* [RECORDS SHOWN]:

# # # #

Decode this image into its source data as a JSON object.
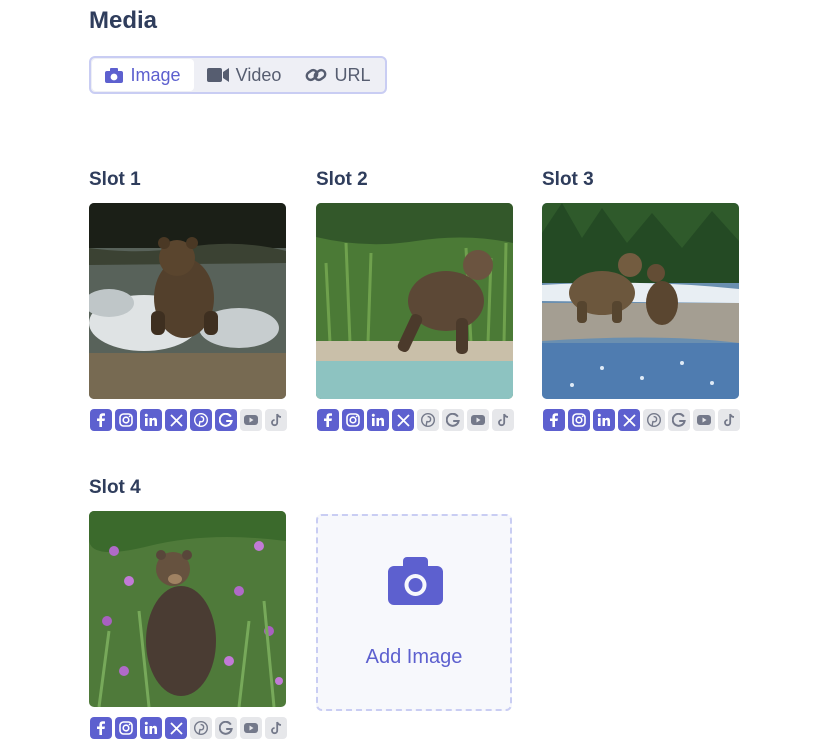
{
  "page": {
    "title": "Media"
  },
  "tabs": [
    {
      "label": "Image",
      "icon": "camera-icon",
      "active": true
    },
    {
      "label": "Video",
      "icon": "video-camera-icon",
      "active": false
    },
    {
      "label": "URL",
      "icon": "link-icon",
      "active": false
    }
  ],
  "slots": [
    {
      "label": "Slot 1",
      "image": "bear running through splashing water",
      "socials": {
        "facebook": true,
        "instagram": true,
        "linkedin": true,
        "x": true,
        "pinterest": true,
        "google": true,
        "youtube": false,
        "tiktok": false
      }
    },
    {
      "label": "Slot 2",
      "image": "bear walking along grassy riverbank",
      "socials": {
        "facebook": true,
        "instagram": true,
        "linkedin": true,
        "x": true,
        "pinterest": false,
        "google": false,
        "youtube": false,
        "tiktok": false
      }
    },
    {
      "label": "Slot 3",
      "image": "bear and cub on rocky riverbank",
      "socials": {
        "facebook": true,
        "instagram": true,
        "linkedin": true,
        "x": true,
        "pinterest": false,
        "google": false,
        "youtube": false,
        "tiktok": false
      }
    },
    {
      "label": "Slot 4",
      "image": "bear standing in wildflower meadow",
      "socials": {
        "facebook": true,
        "instagram": true,
        "linkedin": true,
        "x": true,
        "pinterest": false,
        "google": false,
        "youtube": false,
        "tiktok": false
      }
    }
  ],
  "add_slot": {
    "label": "Add Image",
    "icon": "camera-icon"
  },
  "colors": {
    "accent": "#5d60cf",
    "text": "#2f3d5c",
    "inactive": "#e6e7ea",
    "border": "#c9cdf3"
  }
}
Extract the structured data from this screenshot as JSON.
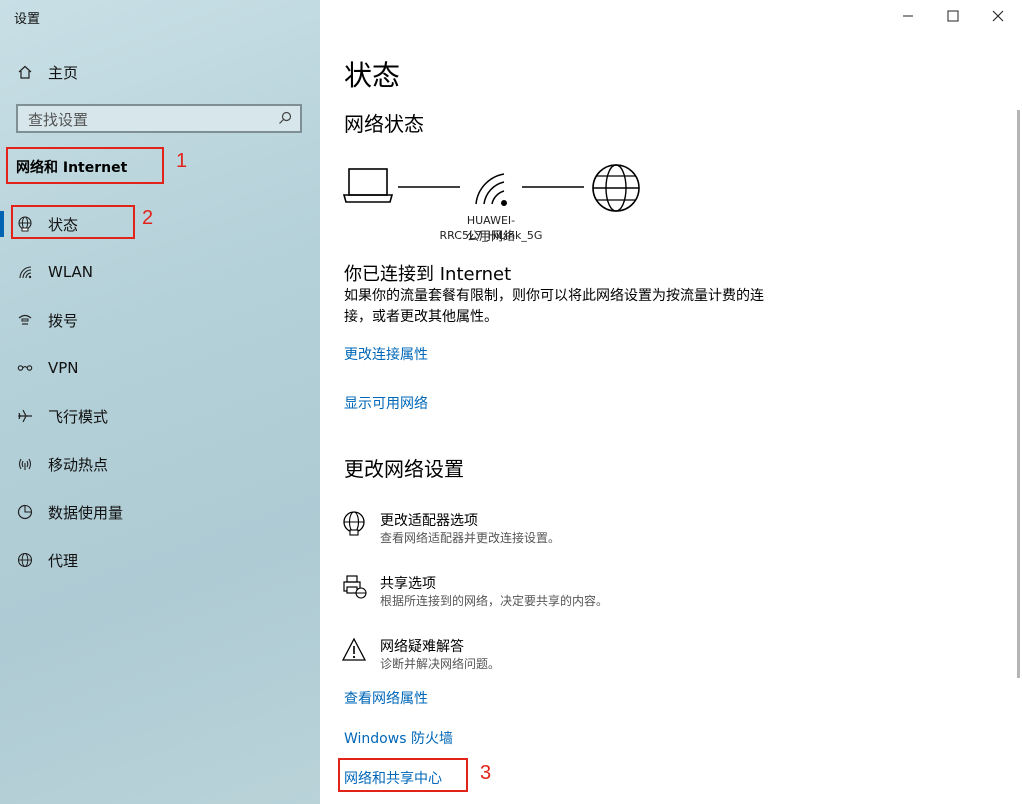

# # # #

* [EXERCISE OBJECTIVE]: Excluding the pictures, restate the records above word for word.

* [RESPONSE TO THE TASK]:
Decode this image into its source data as a JSON object.
{
  "page": {
    "title": "Media"
  },
  "tabs": [
    {
      "label": "Image",
      "icon": "camera-icon",
      "active": true
    },
    {
      "label": "Video",
      "icon": "video-camera-icon",
      "active": false
    },
    {
      "label": "URL",
      "icon": "link-icon",
      "active": false
    }
  ],
  "slots": [
    {
      "label": "Slot 1",
      "image": "bear running through splashing water",
      "socials": {
        "facebook": true,
        "instagram": true,
        "linkedin": true,
        "x": true,
        "pinterest": true,
        "google": true,
        "youtube": false,
        "tiktok": false
      }
    },
    {
      "label": "Slot 2",
      "image": "bear walking along grassy riverbank",
      "socials": {
        "facebook": true,
        "instagram": true,
        "linkedin": true,
        "x": true,
        "pinterest": false,
        "google": false,
        "youtube": false,
        "tiktok": false
      }
    },
    {
      "label": "Slot 3",
      "image": "bear and cub on rocky riverbank",
      "socials": {
        "facebook": true,
        "instagram": true,
        "linkedin": true,
        "x": true,
        "pinterest": false,
        "google": false,
        "youtube": false,
        "tiktok": false
      }
    },
    {
      "label": "Slot 4",
      "image": "bear standing in wildflower meadow",
      "socials": {
        "facebook": true,
        "instagram": true,
        "linkedin": true,
        "x": true,
        "pinterest": false,
        "google": false,
        "youtube": false,
        "tiktok": false
      }
    }
  ],
  "add_slot": {
    "label": "Add Image",
    "icon": "camera-icon"
  },
  "colors": {
    "accent": "#5d60cf",
    "text": "#2f3d5c",
    "inactive": "#e6e7ea",
    "border": "#c9cdf3"
  }
}
Extract the structured data from this screenshot as JSON.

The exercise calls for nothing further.